▶ _STATED GOAL_: Each entry below is to be printed verbatim.

Items from a data source:
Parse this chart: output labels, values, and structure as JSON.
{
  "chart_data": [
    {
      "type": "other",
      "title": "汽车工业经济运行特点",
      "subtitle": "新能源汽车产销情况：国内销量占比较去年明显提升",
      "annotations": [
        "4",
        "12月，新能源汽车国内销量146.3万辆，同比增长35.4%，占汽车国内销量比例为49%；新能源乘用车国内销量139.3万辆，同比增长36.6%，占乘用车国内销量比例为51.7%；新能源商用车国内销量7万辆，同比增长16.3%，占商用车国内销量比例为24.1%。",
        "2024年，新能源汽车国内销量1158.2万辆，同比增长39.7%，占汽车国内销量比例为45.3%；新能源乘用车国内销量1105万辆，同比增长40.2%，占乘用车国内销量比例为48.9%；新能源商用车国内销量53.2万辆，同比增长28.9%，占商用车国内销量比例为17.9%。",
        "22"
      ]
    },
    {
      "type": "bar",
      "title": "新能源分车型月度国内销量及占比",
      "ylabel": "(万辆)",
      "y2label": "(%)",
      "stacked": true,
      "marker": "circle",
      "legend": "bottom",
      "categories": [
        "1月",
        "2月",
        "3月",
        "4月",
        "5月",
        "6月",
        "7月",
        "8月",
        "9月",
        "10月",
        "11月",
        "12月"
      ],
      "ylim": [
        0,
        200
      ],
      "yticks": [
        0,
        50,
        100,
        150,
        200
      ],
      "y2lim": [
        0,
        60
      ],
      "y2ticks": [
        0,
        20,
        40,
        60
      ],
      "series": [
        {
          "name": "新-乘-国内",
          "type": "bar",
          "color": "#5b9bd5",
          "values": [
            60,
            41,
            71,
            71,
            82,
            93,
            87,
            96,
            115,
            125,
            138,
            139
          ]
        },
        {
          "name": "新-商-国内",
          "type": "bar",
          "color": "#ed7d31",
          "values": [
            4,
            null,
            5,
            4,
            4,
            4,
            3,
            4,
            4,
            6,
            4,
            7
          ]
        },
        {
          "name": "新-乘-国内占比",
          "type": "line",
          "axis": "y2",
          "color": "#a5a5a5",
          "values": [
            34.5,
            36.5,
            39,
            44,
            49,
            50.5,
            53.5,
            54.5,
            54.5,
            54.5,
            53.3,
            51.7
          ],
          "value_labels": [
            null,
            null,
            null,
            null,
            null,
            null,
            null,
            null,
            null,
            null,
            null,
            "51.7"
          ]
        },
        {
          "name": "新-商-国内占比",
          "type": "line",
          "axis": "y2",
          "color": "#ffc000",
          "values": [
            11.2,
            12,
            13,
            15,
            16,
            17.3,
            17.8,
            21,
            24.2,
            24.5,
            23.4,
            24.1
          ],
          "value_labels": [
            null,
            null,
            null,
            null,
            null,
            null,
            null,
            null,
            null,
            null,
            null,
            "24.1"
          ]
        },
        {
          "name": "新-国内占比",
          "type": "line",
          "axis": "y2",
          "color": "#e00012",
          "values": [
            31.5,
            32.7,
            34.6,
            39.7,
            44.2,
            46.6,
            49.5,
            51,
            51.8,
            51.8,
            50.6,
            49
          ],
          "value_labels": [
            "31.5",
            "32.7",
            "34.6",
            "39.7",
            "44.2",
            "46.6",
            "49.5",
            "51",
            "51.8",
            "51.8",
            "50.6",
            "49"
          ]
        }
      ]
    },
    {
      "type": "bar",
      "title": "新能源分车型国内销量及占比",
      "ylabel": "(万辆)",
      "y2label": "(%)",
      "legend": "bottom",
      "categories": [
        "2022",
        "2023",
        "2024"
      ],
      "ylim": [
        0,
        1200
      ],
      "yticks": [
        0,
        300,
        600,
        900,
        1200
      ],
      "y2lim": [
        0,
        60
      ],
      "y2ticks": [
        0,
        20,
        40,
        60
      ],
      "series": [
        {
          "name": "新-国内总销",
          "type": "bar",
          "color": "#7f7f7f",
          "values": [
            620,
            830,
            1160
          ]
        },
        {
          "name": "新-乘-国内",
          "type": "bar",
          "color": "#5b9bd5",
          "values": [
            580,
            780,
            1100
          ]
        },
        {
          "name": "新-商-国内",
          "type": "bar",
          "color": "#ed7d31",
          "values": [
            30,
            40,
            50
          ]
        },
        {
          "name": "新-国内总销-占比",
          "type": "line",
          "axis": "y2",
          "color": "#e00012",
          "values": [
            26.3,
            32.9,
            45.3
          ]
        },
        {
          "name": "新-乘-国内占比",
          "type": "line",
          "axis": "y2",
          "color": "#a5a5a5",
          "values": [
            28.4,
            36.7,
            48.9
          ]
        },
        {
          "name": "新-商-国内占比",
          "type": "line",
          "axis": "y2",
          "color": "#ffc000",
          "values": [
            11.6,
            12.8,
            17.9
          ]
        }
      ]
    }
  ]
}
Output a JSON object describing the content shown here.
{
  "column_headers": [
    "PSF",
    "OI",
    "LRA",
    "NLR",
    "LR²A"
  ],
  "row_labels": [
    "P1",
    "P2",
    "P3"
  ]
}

▶ _TASK SOLUTION_:
Parse this chart: output labels, values, and structure as JSON.
{
  "chart_data": [
    {
      "type": "other",
      "title": "汽车工业经济运行特点",
      "subtitle": "新能源汽车产销情况：国内销量占比较去年明显提升",
      "annotations": [
        "4",
        "12月，新能源汽车国内销量146.3万辆，同比增长35.4%，占汽车国内销量比例为49%；新能源乘用车国内销量139.3万辆，同比增长36.6%，占乘用车国内销量比例为51.7%；新能源商用车国内销量7万辆，同比增长16.3%，占商用车国内销量比例为24.1%。",
        "2024年，新能源汽车国内销量1158.2万辆，同比增长39.7%，占汽车国内销量比例为45.3%；新能源乘用车国内销量1105万辆，同比增长40.2%，占乘用车国内销量比例为48.9%；新能源商用车国内销量53.2万辆，同比增长28.9%，占商用车国内销量比例为17.9%。",
        "22"
      ]
    },
    {
      "type": "bar",
      "title": "新能源分车型月度国内销量及占比",
      "ylabel": "(万辆)",
      "y2label": "(%)",
      "stacked": true,
      "marker": "circle",
      "legend": "bottom",
      "categories": [
        "1月",
        "2月",
        "3月",
        "4月",
        "5月",
        "6月",
        "7月",
        "8月",
        "9月",
        "10月",
        "11月",
        "12月"
      ],
      "ylim": [
        0,
        200
      ],
      "yticks": [
        0,
        50,
        100,
        150,
        200
      ],
      "y2lim": [
        0,
        60
      ],
      "y2ticks": [
        0,
        20,
        40,
        60
      ],
      "series": [
        {
          "name": "新-乘-国内",
          "type": "bar",
          "color": "#5b9bd5",
          "values": [
            60,
            41,
            71,
            71,
            82,
            93,
            87,
            96,
            115,
            125,
            138,
            139
          ]
        },
        {
          "name": "新-商-国内",
          "type": "bar",
          "color": "#ed7d31",
          "values": [
            4,
            null,
            5,
            4,
            4,
            4,
            3,
            4,
            4,
            6,
            4,
            7
          ]
        },
        {
          "name": "新-乘-国内占比",
          "type": "line",
          "axis": "y2",
          "color": "#a5a5a5",
          "values": [
            34.5,
            36.5,
            39,
            44,
            49,
            50.5,
            53.5,
            54.5,
            54.5,
            54.5,
            53.3,
            51.7
          ],
          "value_labels": [
            null,
            null,
            null,
            null,
            null,
            null,
            null,
            null,
            null,
            null,
            null,
            "51.7"
          ]
        },
        {
          "name": "新-商-国内占比",
          "type": "line",
          "axis": "y2",
          "color": "#ffc000",
          "values": [
            11.2,
            12,
            13,
            15,
            16,
            17.3,
            17.8,
            21,
            24.2,
            24.5,
            23.4,
            24.1
          ],
          "value_labels": [
            null,
            null,
            null,
            null,
            null,
            null,
            null,
            null,
            null,
            null,
            null,
            "24.1"
          ]
        },
        {
          "name": "新-国内占比",
          "type": "line",
          "axis": "y2",
          "color": "#e00012",
          "values": [
            31.5,
            32.7,
            34.6,
            39.7,
            44.2,
            46.6,
            49.5,
            51,
            51.8,
            51.8,
            50.6,
            49
          ],
          "value_labels": [
            "31.5",
            "32.7",
            "34.6",
            "39.7",
            "44.2",
            "46.6",
            "49.5",
            "51",
            "51.8",
            "51.8",
            "50.6",
            "49"
          ]
        }
      ]
    },
    {
      "type": "bar",
      "title": "新能源分车型国内销量及占比",
      "ylabel": "(万辆)",
      "y2label": "(%)",
      "legend": "bottom",
      "categories": [
        "2022",
        "2023",
        "2024"
      ],
      "ylim": [
        0,
        1200
      ],
      "yticks": [
        0,
        300,
        600,
        900,
        1200
      ],
      "y2lim": [
        0,
        60
      ],
      "y2ticks": [
        0,
        20,
        40,
        60
      ],
      "series": [
        {
          "name": "新-国内总销",
          "type": "bar",
          "color": "#7f7f7f",
          "values": [
            620,
            830,
            1160
          ]
        },
        {
          "name": "新-乘-国内",
          "type": "bar",
          "color": "#5b9bd5",
          "values": [
            580,
            780,
            1100
          ]
        },
        {
          "name": "新-商-国内",
          "type": "bar",
          "color": "#ed7d31",
          "values": [
            30,
            40,
            50
          ]
        },
        {
          "name": "新-国内总销-占比",
          "type": "line",
          "axis": "y2",
          "color": "#e00012",
          "values": [
            26.3,
            32.9,
            45.3
          ]
        },
        {
          "name": "新-乘-国内占比",
          "type": "line",
          "axis": "y2",
          "color": "#a5a5a5",
          "values": [
            28.4,
            36.7,
            48.9
          ]
        },
        {
          "name": "新-商-国内占比",
          "type": "line",
          "axis": "y2",
          "color": "#ffc000",
          "values": [
            11.6,
            12.8,
            17.9
          ]
        }
      ]
    }
  ]
}
Output a JSON object describing the content shown here.
{
  "column_headers": [
    "PSF",
    "OI",
    "LRA",
    "NLR",
    "LR²A"
  ],
  "row_labels": [
    "P1",
    "P2",
    "P3"
  ]
}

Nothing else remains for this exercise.